Indicate only the number of lines in the listing below in which the word "Irmgard" appears.

● ● ● ● ●

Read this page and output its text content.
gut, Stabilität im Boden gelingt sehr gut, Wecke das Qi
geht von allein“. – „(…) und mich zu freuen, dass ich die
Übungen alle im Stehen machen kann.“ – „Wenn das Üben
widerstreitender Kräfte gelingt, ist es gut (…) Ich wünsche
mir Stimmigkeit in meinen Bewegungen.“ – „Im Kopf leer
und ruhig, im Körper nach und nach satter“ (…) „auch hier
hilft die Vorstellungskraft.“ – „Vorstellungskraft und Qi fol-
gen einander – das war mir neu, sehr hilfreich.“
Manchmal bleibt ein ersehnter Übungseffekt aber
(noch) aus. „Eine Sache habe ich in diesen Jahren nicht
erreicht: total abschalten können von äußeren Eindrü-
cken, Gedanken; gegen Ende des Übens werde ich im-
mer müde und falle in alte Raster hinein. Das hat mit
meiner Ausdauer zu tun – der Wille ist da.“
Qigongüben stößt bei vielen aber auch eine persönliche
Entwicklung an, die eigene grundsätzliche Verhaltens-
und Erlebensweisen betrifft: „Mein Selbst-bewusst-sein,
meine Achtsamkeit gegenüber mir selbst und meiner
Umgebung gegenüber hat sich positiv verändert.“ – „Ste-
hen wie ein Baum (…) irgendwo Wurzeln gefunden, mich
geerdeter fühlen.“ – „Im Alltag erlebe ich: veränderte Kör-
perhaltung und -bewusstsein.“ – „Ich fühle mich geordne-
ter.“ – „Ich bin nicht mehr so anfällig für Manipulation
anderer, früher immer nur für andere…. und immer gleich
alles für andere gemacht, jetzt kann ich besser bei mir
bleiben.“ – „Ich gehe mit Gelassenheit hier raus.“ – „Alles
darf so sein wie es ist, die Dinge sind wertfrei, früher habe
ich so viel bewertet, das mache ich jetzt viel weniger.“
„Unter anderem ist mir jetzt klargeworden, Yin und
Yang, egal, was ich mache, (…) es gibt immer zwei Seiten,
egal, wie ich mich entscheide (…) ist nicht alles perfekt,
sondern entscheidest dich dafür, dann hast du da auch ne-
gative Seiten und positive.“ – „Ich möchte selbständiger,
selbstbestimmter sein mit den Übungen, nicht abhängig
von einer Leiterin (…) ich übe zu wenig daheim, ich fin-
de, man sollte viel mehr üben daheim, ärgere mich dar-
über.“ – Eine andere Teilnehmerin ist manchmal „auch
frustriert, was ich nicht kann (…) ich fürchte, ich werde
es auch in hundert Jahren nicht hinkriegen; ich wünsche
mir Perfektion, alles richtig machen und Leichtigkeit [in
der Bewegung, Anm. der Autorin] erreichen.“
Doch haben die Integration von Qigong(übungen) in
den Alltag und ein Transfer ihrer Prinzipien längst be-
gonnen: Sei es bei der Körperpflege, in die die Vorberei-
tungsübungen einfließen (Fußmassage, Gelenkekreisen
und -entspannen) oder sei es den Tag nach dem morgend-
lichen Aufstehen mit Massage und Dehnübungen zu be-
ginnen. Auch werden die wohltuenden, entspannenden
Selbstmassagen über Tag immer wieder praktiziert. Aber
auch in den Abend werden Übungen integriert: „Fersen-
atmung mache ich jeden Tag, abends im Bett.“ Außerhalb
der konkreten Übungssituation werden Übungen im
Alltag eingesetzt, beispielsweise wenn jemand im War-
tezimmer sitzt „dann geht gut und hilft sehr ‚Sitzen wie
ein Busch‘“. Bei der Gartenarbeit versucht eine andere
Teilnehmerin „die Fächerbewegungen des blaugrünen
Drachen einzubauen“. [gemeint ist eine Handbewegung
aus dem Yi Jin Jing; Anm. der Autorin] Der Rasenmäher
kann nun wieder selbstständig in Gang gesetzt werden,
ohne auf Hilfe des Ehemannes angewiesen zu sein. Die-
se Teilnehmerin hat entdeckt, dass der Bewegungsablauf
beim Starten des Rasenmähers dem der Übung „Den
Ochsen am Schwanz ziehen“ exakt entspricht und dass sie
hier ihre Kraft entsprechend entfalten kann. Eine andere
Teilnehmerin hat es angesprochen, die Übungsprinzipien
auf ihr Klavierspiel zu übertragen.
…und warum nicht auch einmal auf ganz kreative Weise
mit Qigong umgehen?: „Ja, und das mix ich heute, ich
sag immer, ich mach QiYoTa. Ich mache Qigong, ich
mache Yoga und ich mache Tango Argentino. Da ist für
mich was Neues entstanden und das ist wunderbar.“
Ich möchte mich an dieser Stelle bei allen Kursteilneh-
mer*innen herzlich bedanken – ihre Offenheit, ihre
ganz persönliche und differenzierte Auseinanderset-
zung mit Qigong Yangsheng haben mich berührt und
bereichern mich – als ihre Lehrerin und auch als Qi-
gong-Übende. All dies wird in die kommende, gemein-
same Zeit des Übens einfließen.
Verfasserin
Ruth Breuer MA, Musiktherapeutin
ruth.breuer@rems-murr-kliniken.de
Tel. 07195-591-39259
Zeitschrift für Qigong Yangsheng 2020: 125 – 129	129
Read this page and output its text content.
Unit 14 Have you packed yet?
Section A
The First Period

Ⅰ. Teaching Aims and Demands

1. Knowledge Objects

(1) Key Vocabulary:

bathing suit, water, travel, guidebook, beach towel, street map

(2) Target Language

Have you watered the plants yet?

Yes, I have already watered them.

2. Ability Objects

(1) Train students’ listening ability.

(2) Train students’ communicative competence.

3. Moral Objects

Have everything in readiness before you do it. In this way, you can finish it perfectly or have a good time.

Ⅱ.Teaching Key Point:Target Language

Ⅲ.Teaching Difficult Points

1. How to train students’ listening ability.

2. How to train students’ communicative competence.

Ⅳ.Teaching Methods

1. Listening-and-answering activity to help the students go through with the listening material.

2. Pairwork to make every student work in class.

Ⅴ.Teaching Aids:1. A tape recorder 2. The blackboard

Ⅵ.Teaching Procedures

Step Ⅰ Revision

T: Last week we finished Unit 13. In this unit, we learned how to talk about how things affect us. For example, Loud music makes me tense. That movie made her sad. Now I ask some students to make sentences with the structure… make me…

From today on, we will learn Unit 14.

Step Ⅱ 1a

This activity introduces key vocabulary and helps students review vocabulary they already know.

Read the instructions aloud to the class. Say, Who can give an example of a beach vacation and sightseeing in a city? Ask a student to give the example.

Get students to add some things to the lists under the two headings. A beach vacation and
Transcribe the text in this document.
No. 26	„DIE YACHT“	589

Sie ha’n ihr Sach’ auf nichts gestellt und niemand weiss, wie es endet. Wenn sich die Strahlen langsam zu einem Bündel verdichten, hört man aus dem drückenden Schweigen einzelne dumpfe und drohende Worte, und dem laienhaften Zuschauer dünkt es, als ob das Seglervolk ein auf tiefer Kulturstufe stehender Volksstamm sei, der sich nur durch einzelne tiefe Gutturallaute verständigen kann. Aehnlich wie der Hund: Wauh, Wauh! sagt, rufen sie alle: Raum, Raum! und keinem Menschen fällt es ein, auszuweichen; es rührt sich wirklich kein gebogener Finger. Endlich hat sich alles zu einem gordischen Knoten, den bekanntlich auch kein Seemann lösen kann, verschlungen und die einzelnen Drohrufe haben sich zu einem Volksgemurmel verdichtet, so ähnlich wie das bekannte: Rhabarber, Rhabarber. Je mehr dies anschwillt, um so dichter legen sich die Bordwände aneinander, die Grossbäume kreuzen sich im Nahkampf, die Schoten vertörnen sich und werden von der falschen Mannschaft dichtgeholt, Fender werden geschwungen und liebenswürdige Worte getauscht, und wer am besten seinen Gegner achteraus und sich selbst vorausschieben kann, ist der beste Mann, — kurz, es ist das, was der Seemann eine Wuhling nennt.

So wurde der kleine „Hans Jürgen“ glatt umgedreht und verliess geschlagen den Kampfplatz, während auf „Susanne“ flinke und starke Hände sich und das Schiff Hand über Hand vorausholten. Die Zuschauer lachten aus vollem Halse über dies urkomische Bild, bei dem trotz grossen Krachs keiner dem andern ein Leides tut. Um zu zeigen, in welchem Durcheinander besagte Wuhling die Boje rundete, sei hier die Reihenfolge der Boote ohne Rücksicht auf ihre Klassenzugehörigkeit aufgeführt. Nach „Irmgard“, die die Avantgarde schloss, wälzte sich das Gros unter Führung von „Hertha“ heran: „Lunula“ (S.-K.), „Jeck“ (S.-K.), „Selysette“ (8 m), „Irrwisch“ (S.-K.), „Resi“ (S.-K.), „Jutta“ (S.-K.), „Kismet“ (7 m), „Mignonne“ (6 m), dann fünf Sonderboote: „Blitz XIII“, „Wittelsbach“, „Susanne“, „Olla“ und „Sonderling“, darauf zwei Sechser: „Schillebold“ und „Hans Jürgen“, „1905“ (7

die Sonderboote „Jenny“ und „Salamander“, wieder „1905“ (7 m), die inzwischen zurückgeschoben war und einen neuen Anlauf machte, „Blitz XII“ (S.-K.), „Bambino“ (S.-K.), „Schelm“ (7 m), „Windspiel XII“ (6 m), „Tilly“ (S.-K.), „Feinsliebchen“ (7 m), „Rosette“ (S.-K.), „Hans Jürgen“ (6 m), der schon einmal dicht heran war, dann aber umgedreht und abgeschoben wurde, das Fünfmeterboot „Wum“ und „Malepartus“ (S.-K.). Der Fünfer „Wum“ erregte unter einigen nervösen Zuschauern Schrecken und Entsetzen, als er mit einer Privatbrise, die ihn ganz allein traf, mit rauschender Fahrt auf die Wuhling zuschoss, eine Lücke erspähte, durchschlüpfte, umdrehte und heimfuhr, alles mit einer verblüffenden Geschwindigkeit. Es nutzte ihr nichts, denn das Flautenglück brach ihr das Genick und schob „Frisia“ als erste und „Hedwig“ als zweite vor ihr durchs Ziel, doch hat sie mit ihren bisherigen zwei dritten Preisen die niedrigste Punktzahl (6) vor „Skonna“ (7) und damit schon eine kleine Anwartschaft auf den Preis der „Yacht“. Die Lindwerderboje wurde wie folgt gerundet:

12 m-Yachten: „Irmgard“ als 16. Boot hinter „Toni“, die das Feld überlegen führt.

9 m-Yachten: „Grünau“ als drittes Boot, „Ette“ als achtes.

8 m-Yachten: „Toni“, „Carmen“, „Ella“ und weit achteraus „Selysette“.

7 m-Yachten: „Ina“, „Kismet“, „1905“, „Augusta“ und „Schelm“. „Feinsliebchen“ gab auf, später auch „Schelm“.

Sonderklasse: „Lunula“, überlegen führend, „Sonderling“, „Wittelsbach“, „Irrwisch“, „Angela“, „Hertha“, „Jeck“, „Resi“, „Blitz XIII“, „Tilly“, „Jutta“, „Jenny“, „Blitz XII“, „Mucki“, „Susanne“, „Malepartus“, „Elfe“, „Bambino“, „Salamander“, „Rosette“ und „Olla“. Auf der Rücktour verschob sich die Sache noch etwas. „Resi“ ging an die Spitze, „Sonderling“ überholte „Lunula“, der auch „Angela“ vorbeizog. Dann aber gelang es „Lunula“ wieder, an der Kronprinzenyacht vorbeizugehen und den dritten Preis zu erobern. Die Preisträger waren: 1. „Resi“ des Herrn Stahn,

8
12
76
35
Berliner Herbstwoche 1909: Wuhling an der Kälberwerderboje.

● ● ● ● ●

**TASK RESULT:**
2